WHAT IS BEING ASKED >> Copy every record below exactly as written, but leave out the pictures.
──────── RECORD LIST ────────
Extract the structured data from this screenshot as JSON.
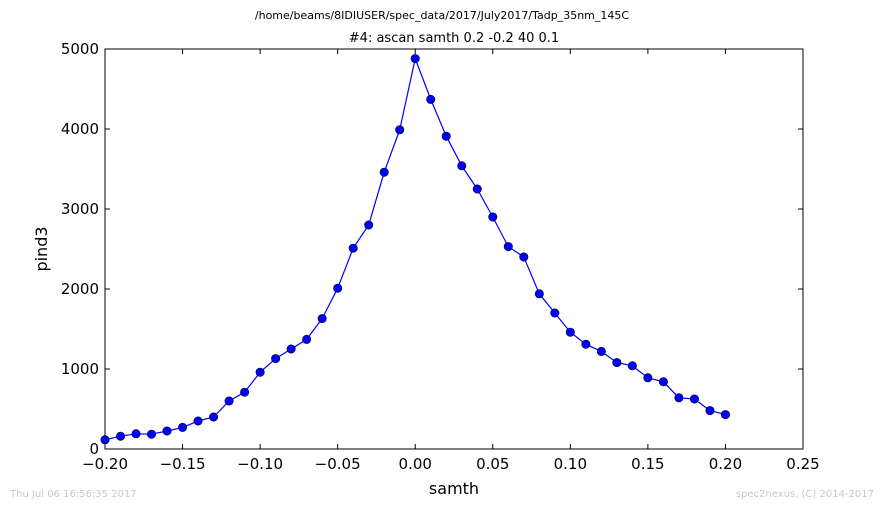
{
  "figure": {
    "suptitle": "/home/beams/8IDIUSER/spec_data/2017/July2017/Tadp_35nm_145C",
    "footer_left": "Thu Jul 06 16:56:35 2017",
    "footer_right": "spec2nexus, (C) 2014-2017"
  },
  "chart_data": {
    "type": "line",
    "title": "#4: ascan  samth 0.2 -0.2  40 0.1",
    "xlabel": "samth",
    "ylabel": "pind3",
    "xlim": [
      -0.2,
      0.25
    ],
    "ylim": [
      0,
      5000
    ],
    "xticks": [
      "−0.20",
      "−0.15",
      "−0.10",
      "−0.05",
      "0.00",
      "0.05",
      "0.10",
      "0.15",
      "0.20",
      "0.25"
    ],
    "xtick_values": [
      -0.2,
      -0.15,
      -0.1,
      -0.05,
      0.0,
      0.05,
      0.1,
      0.15,
      0.2,
      0.25
    ],
    "yticks": [
      "0",
      "1000",
      "2000",
      "3000",
      "4000",
      "5000"
    ],
    "ytick_values": [
      0,
      1000,
      2000,
      3000,
      4000,
      5000
    ],
    "grid": false,
    "color": "#0000ff",
    "series": [
      {
        "x": [
          -0.2,
          -0.19,
          -0.18,
          -0.17,
          -0.16,
          -0.15,
          -0.14,
          -0.13,
          -0.12,
          -0.11,
          -0.1,
          -0.09,
          -0.08,
          -0.07,
          -0.06,
          -0.05,
          -0.04,
          -0.03,
          -0.02,
          -0.01,
          0.0,
          0.01,
          0.02,
          0.03,
          0.04,
          0.05,
          0.06,
          0.07,
          0.08,
          0.09,
          0.1,
          0.11,
          0.12,
          0.13,
          0.14,
          0.15,
          0.16,
          0.17,
          0.18,
          0.19,
          0.2
        ],
        "y": [
          115,
          160,
          190,
          185,
          225,
          270,
          350,
          400,
          600,
          710,
          960,
          1130,
          1250,
          1370,
          1630,
          2010,
          2510,
          2800,
          3460,
          3990,
          4880,
          4370,
          3910,
          3540,
          3250,
          2900,
          2530,
          2400,
          1940,
          1700,
          1460,
          1310,
          1220,
          1080,
          1040,
          890,
          840,
          640,
          625,
          480,
          430
        ]
      }
    ]
  }
}
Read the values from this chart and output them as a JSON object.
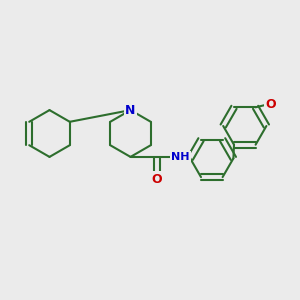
{
  "background_color": "#ebebeb",
  "bond_color": "#2d6e2d",
  "N_color": "#0000cc",
  "O_color": "#cc0000",
  "line_width": 1.5,
  "figsize": [
    3.0,
    3.0
  ],
  "dpi": 100,
  "xlim": [
    0,
    10
  ],
  "ylim": [
    0,
    10
  ]
}
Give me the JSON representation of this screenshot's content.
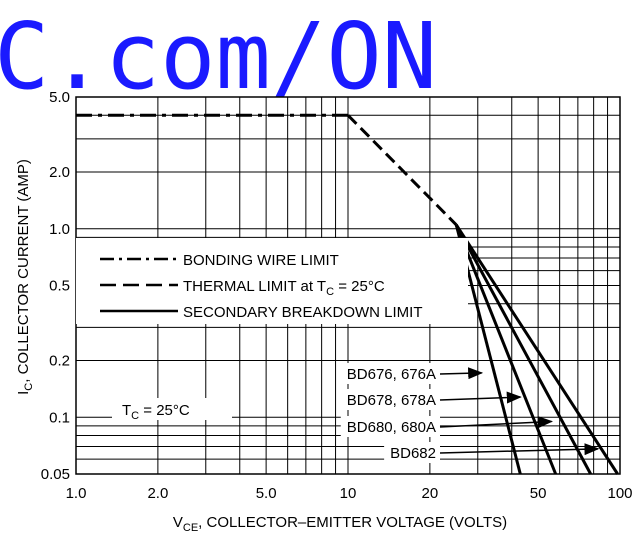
{
  "watermark": "C.com/ON",
  "chart_data": {
    "type": "line",
    "title": "",
    "xlabel": "V",
    "xlabel_sub": "CE",
    "xlabel_rest": ", COLLECTOR–EMITTER VOLTAGE (VOLTS)",
    "ylabel": "I",
    "ylabel_sub": "C",
    "ylabel_rest": ", COLLECTOR CURRENT (AMP)",
    "x_scale": "log",
    "y_scale": "log",
    "xlim": [
      1.0,
      100
    ],
    "ylim": [
      0.05,
      5.0
    ],
    "grid": true,
    "x_ticks": [
      "1.0",
      "2.0",
      "5.0",
      "10",
      "20",
      "50",
      "100"
    ],
    "x_tick_values": [
      1,
      2,
      5,
      10,
      20,
      50,
      100
    ],
    "y_ticks": [
      "0.05",
      "0.1",
      "0.2",
      "0.5",
      "1.0",
      "2.0",
      "5.0"
    ],
    "y_tick_values": [
      0.05,
      0.1,
      0.2,
      0.5,
      1.0,
      2.0,
      5.0
    ],
    "legend": {
      "placement": "center-left",
      "bonding": "BONDING WIRE LIMIT",
      "thermal": "THERMAL LIMIT at T",
      "thermal_sub": "C",
      "thermal_rest": " = 25°C",
      "secondary": "SECONDARY BREAKDOWN LIMIT"
    },
    "tc_note": "T",
    "tc_note_sub": "C",
    "tc_note_rest": " = 25°C",
    "series": [
      {
        "name": "BONDING WIRE LIMIT",
        "style": "dash-dot",
        "x": [
          1.0,
          10
        ],
        "y": [
          4.0,
          4.0
        ]
      },
      {
        "name": "THERMAL LIMIT at TC = 25°C",
        "style": "dashed",
        "x": [
          10,
          25
        ],
        "y": [
          4.0,
          1.05
        ]
      },
      {
        "name": "BD676, 676A",
        "style": "solid",
        "x": [
          25,
          43
        ],
        "y": [
          1.05,
          0.05
        ]
      },
      {
        "name": "BD678, 678A",
        "style": "solid",
        "x": [
          25,
          58
        ],
        "y": [
          1.05,
          0.05
        ]
      },
      {
        "name": "BD680, 680A",
        "style": "solid",
        "x": [
          25,
          78
        ],
        "y": [
          1.05,
          0.05
        ]
      },
      {
        "name": "BD682",
        "style": "solid",
        "x": [
          25,
          98
        ],
        "y": [
          1.05,
          0.05
        ]
      }
    ],
    "curve_labels": [
      {
        "text": "BD676, 676A",
        "arrow_x": 31,
        "arrow_y": 0.172
      },
      {
        "text": "BD678, 678A",
        "arrow_x": 43,
        "arrow_y": 0.128
      },
      {
        "text": "BD680, 680A",
        "arrow_x": 56,
        "arrow_y": 0.095
      },
      {
        "text": "BD682",
        "arrow_x": 83,
        "arrow_y": 0.068
      }
    ]
  }
}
────────
OUTPUT FOR THIS TASK >>
Extract the structured data from this screenshot as JSON.
{
  "figure": {
    "suptitle": "/home/beams/8IDIUSER/spec_data/2017/July2017/Tadp_35nm_145C",
    "footer_left": "Thu Jul 06 16:56:35 2017",
    "footer_right": "spec2nexus, (C) 2014-2017"
  },
  "chart_data": {
    "type": "line",
    "title": "#4: ascan  samth 0.2 -0.2  40 0.1",
    "xlabel": "samth",
    "ylabel": "pind3",
    "xlim": [
      -0.2,
      0.25
    ],
    "ylim": [
      0,
      5000
    ],
    "xticks": [
      "−0.20",
      "−0.15",
      "−0.10",
      "−0.05",
      "0.00",
      "0.05",
      "0.10",
      "0.15",
      "0.20",
      "0.25"
    ],
    "xtick_values": [
      -0.2,
      -0.15,
      -0.1,
      -0.05,
      0.0,
      0.05,
      0.1,
      0.15,
      0.2,
      0.25
    ],
    "yticks": [
      "0",
      "1000",
      "2000",
      "3000",
      "4000",
      "5000"
    ],
    "ytick_values": [
      0,
      1000,
      2000,
      3000,
      4000,
      5000
    ],
    "grid": false,
    "color": "#0000ff",
    "series": [
      {
        "x": [
          -0.2,
          -0.19,
          -0.18,
          -0.17,
          -0.16,
          -0.15,
          -0.14,
          -0.13,
          -0.12,
          -0.11,
          -0.1,
          -0.09,
          -0.08,
          -0.07,
          -0.06,
          -0.05,
          -0.04,
          -0.03,
          -0.02,
          -0.01,
          0.0,
          0.01,
          0.02,
          0.03,
          0.04,
          0.05,
          0.06,
          0.07,
          0.08,
          0.09,
          0.1,
          0.11,
          0.12,
          0.13,
          0.14,
          0.15,
          0.16,
          0.17,
          0.18,
          0.19,
          0.2
        ],
        "y": [
          115,
          160,
          190,
          185,
          225,
          270,
          350,
          400,
          600,
          710,
          960,
          1130,
          1250,
          1370,
          1630,
          2010,
          2510,
          2800,
          3460,
          3990,
          4880,
          4370,
          3910,
          3540,
          3250,
          2900,
          2530,
          2400,
          1940,
          1700,
          1460,
          1310,
          1220,
          1080,
          1040,
          890,
          840,
          640,
          625,
          480,
          430
        ]
      }
    ]
  }
}
Read the values from this chart and output them as a JSON object.
{
  "background_color": "#ebebeb",
  "bond_color": "#2d6e2d",
  "N_color": "#0000cc",
  "O_color": "#cc0000",
  "line_width": 1.5,
  "figsize": [
    3.0,
    3.0
  ],
  "dpi": 100,
  "xlim": [
    0,
    10
  ],
  "ylim": [
    0,
    10
  ]
}
Give me the JSON representation of this screenshot's content.
{
  "watermark": "C.com/ON",
  "chart_data": {
    "type": "line",
    "title": "",
    "xlabel": "V",
    "xlabel_sub": "CE",
    "xlabel_rest": ", COLLECTOR–EMITTER VOLTAGE (VOLTS)",
    "ylabel": "I",
    "ylabel_sub": "C",
    "ylabel_rest": ", COLLECTOR CURRENT (AMP)",
    "x_scale": "log",
    "y_scale": "log",
    "xlim": [
      1.0,
      100
    ],
    "ylim": [
      0.05,
      5.0
    ],
    "grid": true,
    "x_ticks": [
      "1.0",
      "2.0",
      "5.0",
      "10",
      "20",
      "50",
      "100"
    ],
    "x_tick_values": [
      1,
      2,
      5,
      10,
      20,
      50,
      100
    ],
    "y_ticks": [
      "0.05",
      "0.1",
      "0.2",
      "0.5",
      "1.0",
      "2.0",
      "5.0"
    ],
    "y_tick_values": [
      0.05,
      0.1,
      0.2,
      0.5,
      1.0,
      2.0,
      5.0
    ],
    "legend": {
      "placement": "center-left",
      "bonding": "BONDING WIRE LIMIT",
      "thermal": "THERMAL LIMIT at T",
      "thermal_sub": "C",
      "thermal_rest": " = 25°C",
      "secondary": "SECONDARY BREAKDOWN LIMIT"
    },
    "tc_note": "T",
    "tc_note_sub": "C",
    "tc_note_rest": " = 25°C",
    "series": [
      {
        "name": "BONDING WIRE LIMIT",
        "style": "dash-dot",
        "x": [
          1.0,
          10
        ],
        "y": [
          4.0,
          4.0
        ]
      },
      {
        "name": "THERMAL LIMIT at TC = 25°C",
        "style": "dashed",
        "x": [
          10,
          25
        ],
        "y": [
          4.0,
          1.05
        ]
      },
      {
        "name": "BD676, 676A",
        "style": "solid",
        "x": [
          25,
          43
        ],
        "y": [
          1.05,
          0.05
        ]
      },
      {
        "name": "BD678, 678A",
        "style": "solid",
        "x": [
          25,
          58
        ],
        "y": [
          1.05,
          0.05
        ]
      },
      {
        "name": "BD680, 680A",
        "style": "solid",
        "x": [
          25,
          78
        ],
        "y": [
          1.05,
          0.05
        ]
      },
      {
        "name": "BD682",
        "style": "solid",
        "x": [
          25,
          98
        ],
        "y": [
          1.05,
          0.05
        ]
      }
    ],
    "curve_labels": [
      {
        "text": "BD676, 676A",
        "arrow_x": 31,
        "arrow_y": 0.172
      },
      {
        "text": "BD678, 678A",
        "arrow_x": 43,
        "arrow_y": 0.128
      },
      {
        "text": "BD680, 680A",
        "arrow_x": 56,
        "arrow_y": 0.095
      },
      {
        "text": "BD682",
        "arrow_x": 83,
        "arrow_y": 0.068
      }
    ]
  }
}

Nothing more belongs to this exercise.